### Directions:
Pick up the sermon on mercy and sacrifice after its final sentence and continue it in the same voice.

Senior Sermon for the Friday after Ash Wednesday,
being Valentine’s Day
(Isaiah 58.1-9a; Psalm 51.1-10; Matthew 9.10-17)
Preached in the Chapel of the Good Shepherd
of The General Theological Seminary, February 14, 1997
by Tobias Stanislas Haller BSG
Happy Valentine’s Day, and please be seated!
Life, as Forrest Gump repeatedly and annoyingly observed, is like a box of chocolates. By this he did not mean that life is fattening, or that life is heart-shaped and gift-wrapped and presented to loved ones on days like today. No, the perpetually optimistic Gump meant that like a box of chocolates, life holds an element of surprise. A box of chocolates, whether a Whitman’s Sampler or an elaborately beribboned and lacy Valentine’s Day heart, is a box of mystery. Each individual chocolate — unless you use the crib-sheet in the lid of the box, or have memorized the candy shapes and colors that by unalterable tradition match shape with filling — each individual chocolate promises a small bit of excitement for the easily entertained. And even people more jaded and blasé than Mr. Gump generally find the experience to be a happy one.
What would you say, however, if upon opening the beautifully wrapped and ribboned heart-shaped box, and biting down on the first carefully selected and promising morsel, you were to discover that you had been presented with an extra-large assortment of chocolate-covered garden slugs — each one a soft-center — with a few shards of broken glass, tin-foil, and sprinkles of white lead paint for contrast? What would you say to the person who gave you this monstrosity, standing there with a coy grin, eyebrows raised with an eager look of expectation, waiting for you to dissolve in gurgling gratitude?
If you can picture this you will have a fairly good idea of how Yahweh feels in the passage from Isaiah appointed for today. The people have offered God their multitudes of sacrifices, fat beasts with the smoke of rams, then followed up by depriving themselves of food and drink, putting ashes on their heads, dressing up in sacks and crawling around in the dust with their foreheads to the ground. And all the while they apparently think that this is exactly the sort of thing God finds most pleasing. It’s as if someone has told them, “You know, God can’t resist a really well-burnt goat, and if you want to get on God’s good side, make sure you put ashes on your head. Oh, and God just loves it when people don’t eat and dress up in bags. It just makes the Lord’s day.”
The problem, of course, is that someone has told them just about that. Herein lies the dilemma, the heart of the tension between mercy and sacrifice. For when God thunders through the prophet Amos, “Did you offer sacrifice in the wilderness those forty years?” it is not entirely out of order for the people meekly to respond, “Well, yes, actually!” Of course, as seminarians well know, much of the law of sacrifice and fasting comes to us from the priestly redactor; let’s call him “Father P.” However, from a canonical perspective this is quite beside the point. There, for the vast majority of pious Jews including Jesus himself, through the bulk of Jewish history, there in the heart of the law is the divine mandate to sacrifice and penitence.

### Collected material:
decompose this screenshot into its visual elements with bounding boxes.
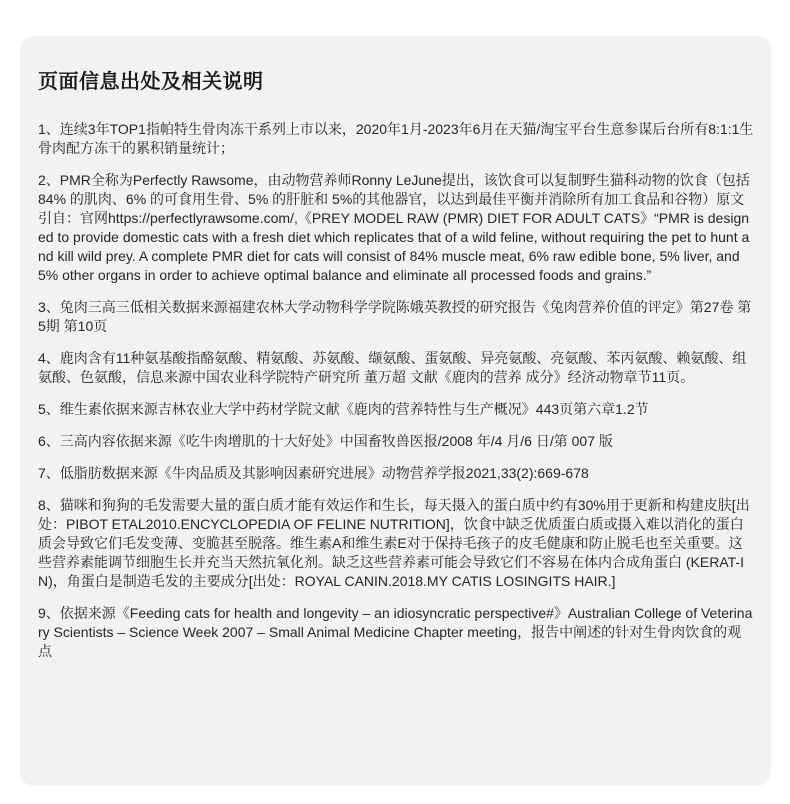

### Task answer:
Moreover, penitence and sacrifice were not Jewish inventions. Both flow from deep within the human heart — from mysterious pools of mythic power. The impulse to sacrifice and penitence transcends religions and cultures, races, clans, and times. Human beings have found innumerable ways to offer up what they could have used for their own benefit, or to mortify themselves for the sake of many “gods.” And this is not just the stuff of primeval forest or windblown desert. Even today many willingly offer sacrifice to the god of their ideology, some cause or crusade; others pour out their wealth into building a monument to a heroic figure or a national ideal. Not only individuals, but whole cultures arise around such worship, which takes many forms. The human heart is not only, as has been said, a perpetual manufacturer of idols, but also a perpetual Standing Liturgical Commission churning out new supplemental rites with which to worship them.
+ + +
It is, of course, the ultimate insult to treat the God who made heaven and earth like an idol, to treat God not as the ultimate subject and source, but as the object of our attentive worship, as if God needed our worship more than we need to worship God. And when such worship leads to neglect of other duties, so much the worse.
So it is that countering both the deep need welling up from the depths of the heart, and the demands of the priestly code handed down from on high, there rings out the prophet’s voice, and in the Gospel Jesus echoes it: “I desire mercy, not sacrifice.” This call and challenge, in Jesus and the prophets, is not an abrogation of human need or of divine mandate, but an effort to restore a balance of both mercy and sacrifice. This is a challenge framed in the characteristic rhetoric of prophetic hyperbole, which, in order to drive its point home to hardened hearts, often says more than it means. After all, a number of the prophets were also priests of the cult, and Jesus ate the Passover with his disciples and observed the Jewish law of sacrifice. So the prophets and Jesus weren’t calling for an either/or, but for a return to the wholesome both/and in which mercy and sacrifice balance and strengthen each other.
The prophetic words are addressed to those who have come to see sacrifice or fasting or any of the external works of piety as a means to buy God’s favor, to remind them that God doesn’t need sacrifice. God is generous, but God will not be coerced. God will take, as one unfortunate translation has it, no bull from us. God intends sacrifice for the people’s good. How? In addition to supporting a priestly clan ministering amongst a priestly people, the sacrificial system reminds all of them — priests, Levites, and Israelites — that their blessings come from God and are owed to God. The sacrifice does not purchase God’s blessing; rather it reminds the people that they have been blessed, and invites them to share that blessing.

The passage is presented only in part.